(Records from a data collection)
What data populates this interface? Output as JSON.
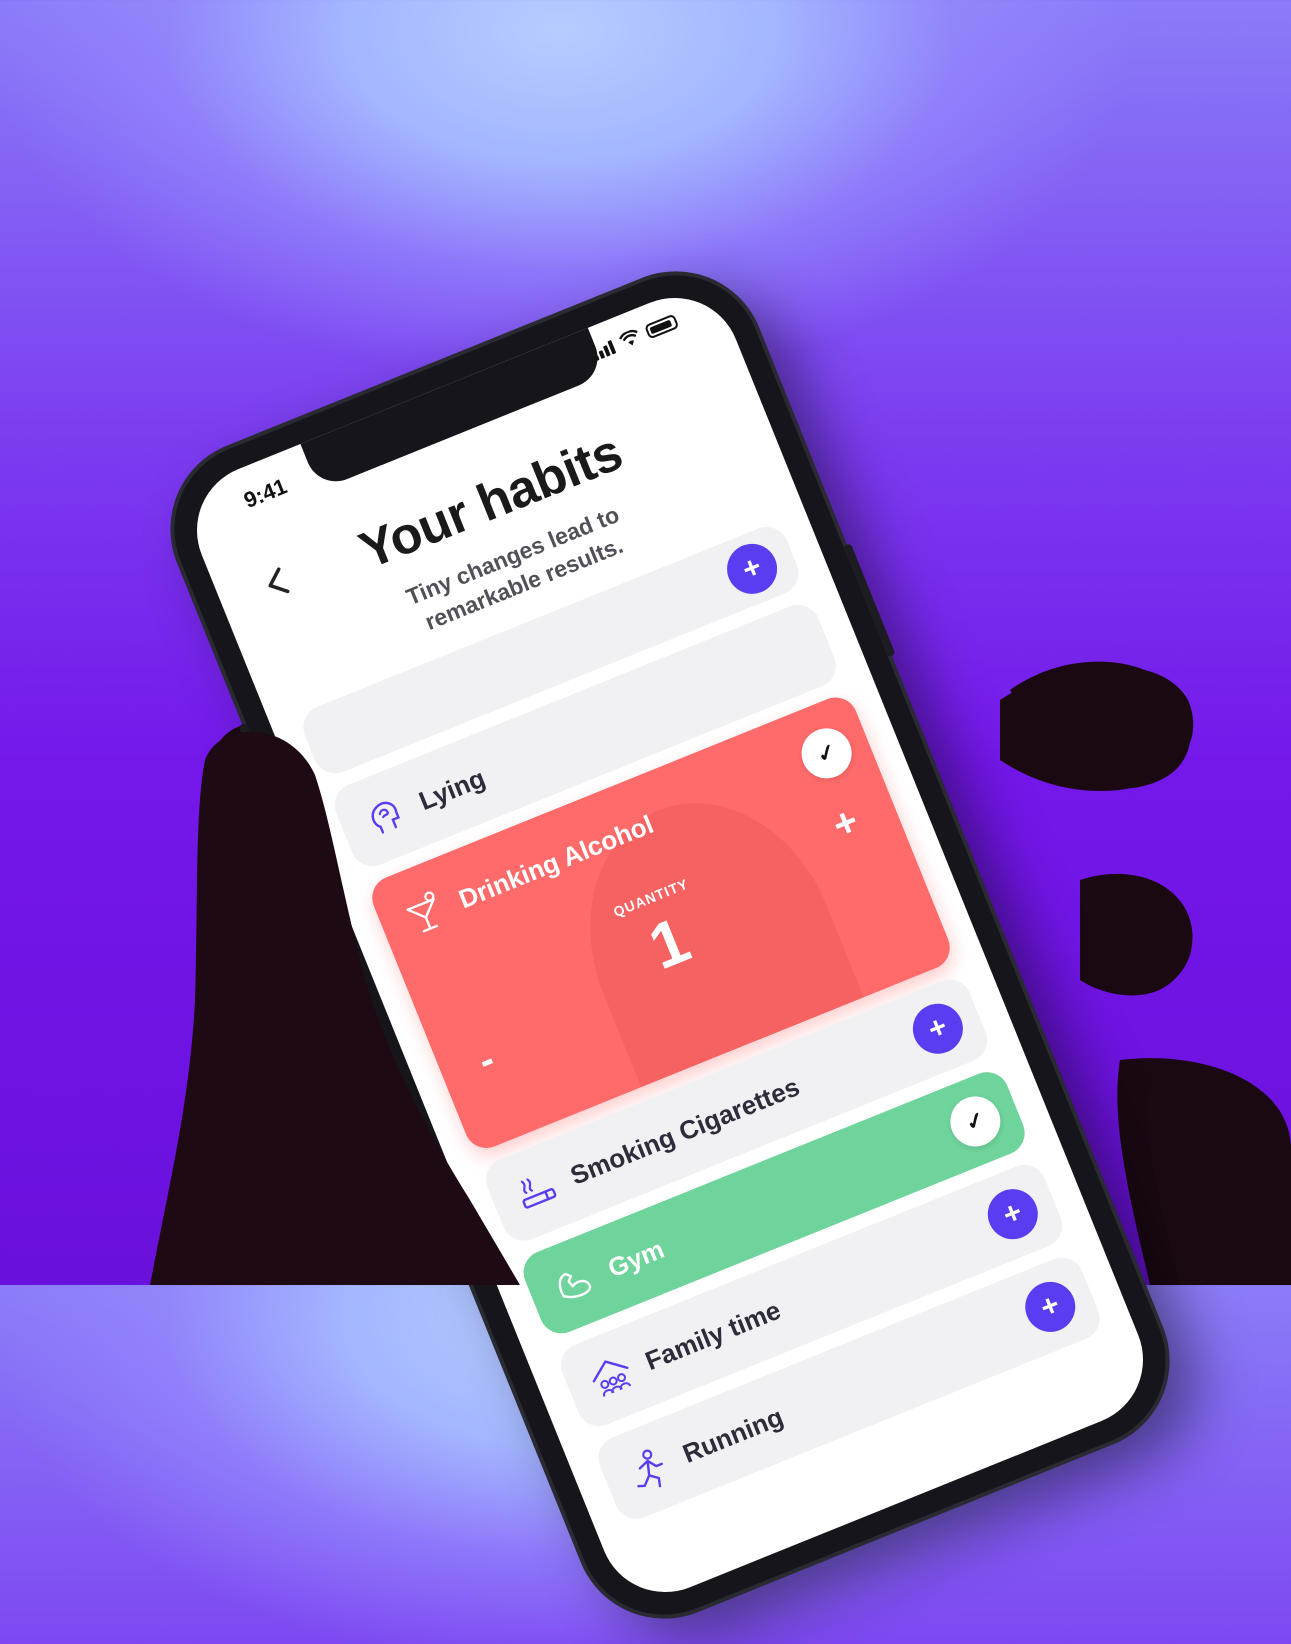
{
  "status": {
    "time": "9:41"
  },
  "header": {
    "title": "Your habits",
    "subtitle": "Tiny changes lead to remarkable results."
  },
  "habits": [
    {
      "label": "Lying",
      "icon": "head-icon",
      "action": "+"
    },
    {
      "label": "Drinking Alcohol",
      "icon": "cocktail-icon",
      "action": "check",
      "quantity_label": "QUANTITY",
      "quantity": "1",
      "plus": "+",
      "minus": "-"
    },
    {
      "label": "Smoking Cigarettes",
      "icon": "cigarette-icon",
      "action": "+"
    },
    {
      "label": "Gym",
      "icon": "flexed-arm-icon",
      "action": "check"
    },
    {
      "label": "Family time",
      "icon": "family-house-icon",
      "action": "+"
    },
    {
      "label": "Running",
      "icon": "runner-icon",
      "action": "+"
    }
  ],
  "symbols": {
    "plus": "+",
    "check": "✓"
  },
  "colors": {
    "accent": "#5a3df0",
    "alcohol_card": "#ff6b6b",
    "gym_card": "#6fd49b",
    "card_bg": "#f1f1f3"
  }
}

[GIVEN TASK] Skip the images and write out the rest of the listing exactly.

[EXERCISE SOLUTION]
What data populates this interface? Output as JSON.
{
  "status": {
    "time": "9:41"
  },
  "header": {
    "title": "Your habits",
    "subtitle": "Tiny changes lead to remarkable results."
  },
  "habits": [
    {
      "label": "Lying",
      "icon": "head-icon",
      "action": "+"
    },
    {
      "label": "Drinking Alcohol",
      "icon": "cocktail-icon",
      "action": "check",
      "quantity_label": "QUANTITY",
      "quantity": "1",
      "plus": "+",
      "minus": "-"
    },
    {
      "label": "Smoking Cigarettes",
      "icon": "cigarette-icon",
      "action": "+"
    },
    {
      "label": "Gym",
      "icon": "flexed-arm-icon",
      "action": "check"
    },
    {
      "label": "Family time",
      "icon": "family-house-icon",
      "action": "+"
    },
    {
      "label": "Running",
      "icon": "runner-icon",
      "action": "+"
    }
  ],
  "symbols": {
    "plus": "+",
    "check": "✓"
  },
  "colors": {
    "accent": "#5a3df0",
    "alcohol_card": "#ff6b6b",
    "gym_card": "#6fd49b",
    "card_bg": "#f1f1f3"
  }
}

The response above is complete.